Set the data down again, exactly as it reads, but without the pictures.

'''

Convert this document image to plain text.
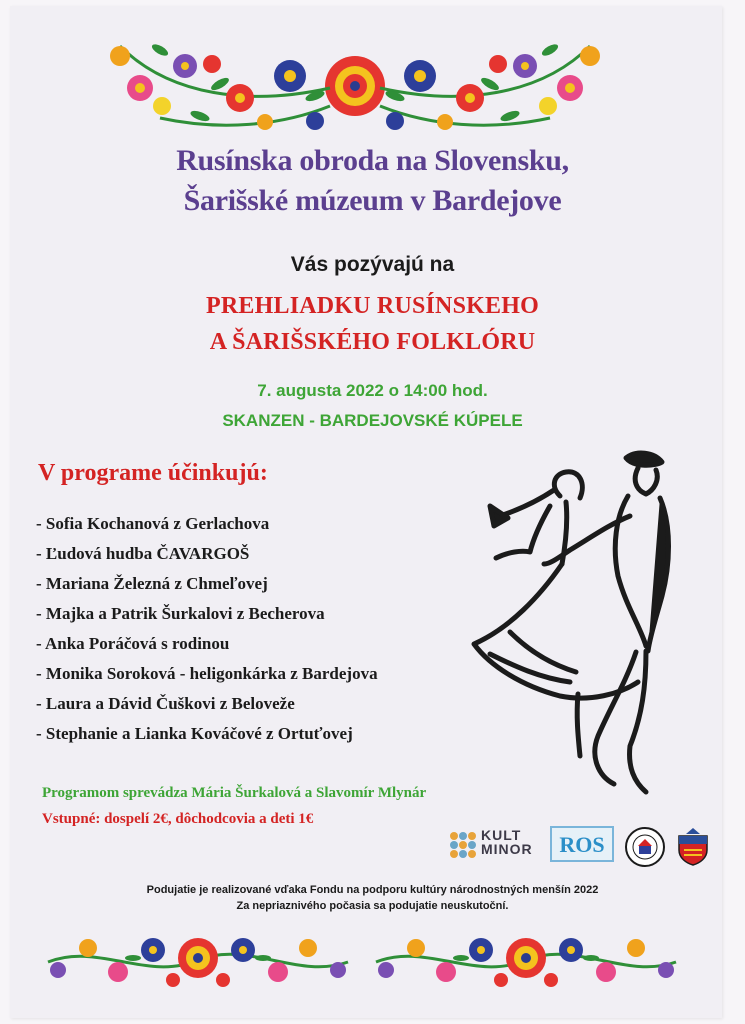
Rusínska obroda na Slovensku,
Šarišské múzeum v Bardejove
Vás pozývajú na
PREHLIADKU RUSÍNSKEHO
A ŠARIŠSKÉHO FOLKLÓRU
7. augusta 2022 o 14:00 hod.
SKANZEN - BARDEJOVSKÉ KÚPELE
V programe účinkujú:
- Sofia Kochanová z Gerlachova
- Ľudová hudba ČAVARGOŠ
- Mariana Železná z Chmeľovej
- Majka a Patrik Šurkalovi z Becherova
- Anka Poráčová s rodinou
- Monika Soroková - heligonkárka z Bardejova
- Laura a Dávid Čuškovi z Beloveže
- Stephanie a Lianka Kováčové z Ortuťovej
Programom sprevádza Mária Šurkalová a Slavomír Mlynár
Vstupné: dospelí 2€, dôchodcovia a deti 1€
KULT
MINOR	ROS
Podujatie je realizované vďaka Fondu na podporu kultúry národnostných menšín 2022
Za nepriaznivého počasia sa podujatie neuskutoční.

'''

#### WRITTEN ANSWER:
Convert this document image to plain text.
Rusínska obroda na Slovensku,
Šarišské múzeum v Bardejove
Vás pozývajú na
PREHLIADKU RUSÍNSKEHO
A ŠARIŠSKÉHO FOLKLÓRU
7. augusta 2022 o 14:00 hod.
SKANZEN - BARDEJOVSKÉ KÚPELE
V programe účinkujú:
- Sofia Kochanová z Gerlachova
- Ľudová hudba ČAVARGOŠ
- Mariana Železná z Chmeľovej
- Majka a Patrik Šurkalovi z Becherova
- Anka Poráčová s rodinou
- Monika Soroková - heligonkárka z Bardejova
- Laura a Dávid Čuškovi z Beloveže
- Stephanie a Lianka Kováčové z Ortuťovej
Programom sprevádza Mária Šurkalová a Slavomír Mlynár
Vstupné: dospelí 2€, dôchodcovia a deti 1€
KULT
MINOR	ROS
Podujatie je realizované vďaka Fondu na podporu kultúry národnostných menšín 2022
Za nepriaznivého počasia sa podujatie neuskutoční.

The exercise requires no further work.